#### Rows from a dataset:
— begin —

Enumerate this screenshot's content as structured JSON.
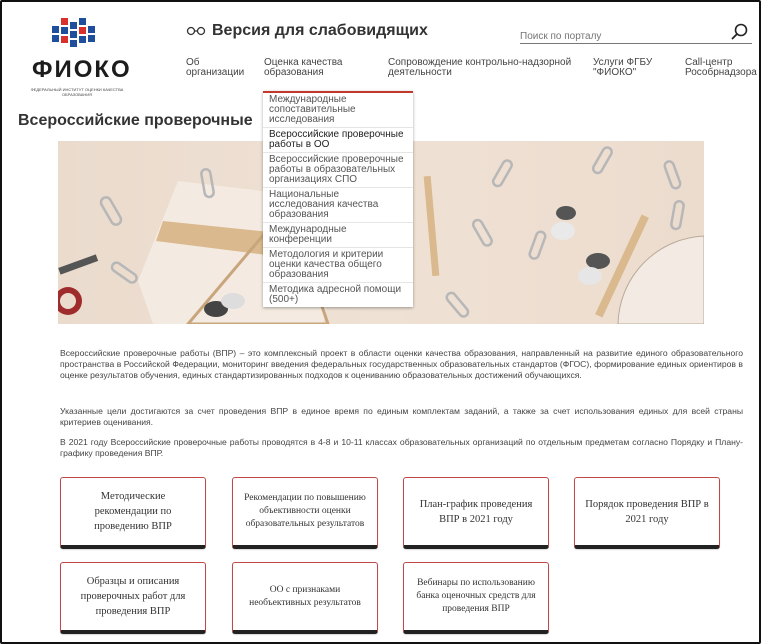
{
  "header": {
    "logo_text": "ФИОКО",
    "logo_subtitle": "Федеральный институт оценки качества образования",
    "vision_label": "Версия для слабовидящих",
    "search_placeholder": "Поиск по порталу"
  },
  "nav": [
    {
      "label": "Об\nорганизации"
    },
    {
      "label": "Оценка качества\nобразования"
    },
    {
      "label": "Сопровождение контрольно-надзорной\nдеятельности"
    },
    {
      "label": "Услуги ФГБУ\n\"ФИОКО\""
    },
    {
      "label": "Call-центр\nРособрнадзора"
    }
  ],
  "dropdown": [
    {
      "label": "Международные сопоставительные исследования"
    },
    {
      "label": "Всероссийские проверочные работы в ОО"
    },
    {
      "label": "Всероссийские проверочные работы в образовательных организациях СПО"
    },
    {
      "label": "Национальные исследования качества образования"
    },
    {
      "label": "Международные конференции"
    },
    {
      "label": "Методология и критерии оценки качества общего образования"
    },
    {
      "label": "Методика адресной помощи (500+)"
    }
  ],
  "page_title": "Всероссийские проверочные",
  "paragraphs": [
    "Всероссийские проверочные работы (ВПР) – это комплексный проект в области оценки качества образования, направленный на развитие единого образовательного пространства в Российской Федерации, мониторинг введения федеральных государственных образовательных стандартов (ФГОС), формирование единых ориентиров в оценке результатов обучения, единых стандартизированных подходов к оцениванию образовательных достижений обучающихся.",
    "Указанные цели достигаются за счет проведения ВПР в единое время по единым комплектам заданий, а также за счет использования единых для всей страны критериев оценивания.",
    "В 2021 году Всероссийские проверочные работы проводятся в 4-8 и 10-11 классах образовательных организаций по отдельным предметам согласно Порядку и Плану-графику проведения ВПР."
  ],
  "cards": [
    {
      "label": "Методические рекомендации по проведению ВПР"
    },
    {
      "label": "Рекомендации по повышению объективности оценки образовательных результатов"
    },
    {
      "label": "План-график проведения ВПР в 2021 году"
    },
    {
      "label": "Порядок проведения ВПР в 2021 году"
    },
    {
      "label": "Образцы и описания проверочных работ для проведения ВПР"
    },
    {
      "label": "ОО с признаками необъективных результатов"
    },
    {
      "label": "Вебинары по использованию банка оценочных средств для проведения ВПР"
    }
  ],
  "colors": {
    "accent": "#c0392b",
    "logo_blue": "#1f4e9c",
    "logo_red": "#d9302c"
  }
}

— end —

#### To be done:
In your copy of the listing above, reproduce each line exactly and omit all pictures.

#### Answer for the task:
Enumerate this screenshot's content as structured JSON.
{
  "header": {
    "logo_text": "ФИОКО",
    "logo_subtitle": "Федеральный институт оценки качества образования",
    "vision_label": "Версия для слабовидящих",
    "search_placeholder": "Поиск по порталу"
  },
  "nav": [
    {
      "label": "Об\nорганизации"
    },
    {
      "label": "Оценка качества\nобразования"
    },
    {
      "label": "Сопровождение контрольно-надзорной\nдеятельности"
    },
    {
      "label": "Услуги ФГБУ\n\"ФИОКО\""
    },
    {
      "label": "Call-центр\nРособрнадзора"
    }
  ],
  "dropdown": [
    {
      "label": "Международные сопоставительные исследования"
    },
    {
      "label": "Всероссийские проверочные работы в ОО"
    },
    {
      "label": "Всероссийские проверочные работы в образовательных организациях СПО"
    },
    {
      "label": "Национальные исследования качества образования"
    },
    {
      "label": "Международные конференции"
    },
    {
      "label": "Методология и критерии оценки качества общего образования"
    },
    {
      "label": "Методика адресной помощи (500+)"
    }
  ],
  "page_title": "Всероссийские проверочные",
  "paragraphs": [
    "Всероссийские проверочные работы (ВПР) – это комплексный проект в области оценки качества образования, направленный на развитие единого образовательного пространства в Российской Федерации, мониторинг введения федеральных государственных образовательных стандартов (ФГОС), формирование единых ориентиров в оценке результатов обучения, единых стандартизированных подходов к оцениванию образовательных достижений обучающихся.",
    "Указанные цели достигаются за счет проведения ВПР в единое время по единым комплектам заданий, а также за счет использования единых для всей страны критериев оценивания.",
    "В 2021 году Всероссийские проверочные работы проводятся в 4-8 и 10-11 классах образовательных организаций по отдельным предметам согласно Порядку и Плану-графику проведения ВПР."
  ],
  "cards": [
    {
      "label": "Методические рекомендации по проведению ВПР"
    },
    {
      "label": "Рекомендации по повышению объективности оценки образовательных результатов"
    },
    {
      "label": "План-график проведения ВПР в 2021 году"
    },
    {
      "label": "Порядок проведения ВПР в 2021 году"
    },
    {
      "label": "Образцы и описания проверочных работ для проведения ВПР"
    },
    {
      "label": "ОО с признаками необъективных результатов"
    },
    {
      "label": "Вебинары по использованию банка оценочных средств для проведения ВПР"
    }
  ],
  "colors": {
    "accent": "#c0392b",
    "logo_blue": "#1f4e9c",
    "logo_red": "#d9302c"
  }
}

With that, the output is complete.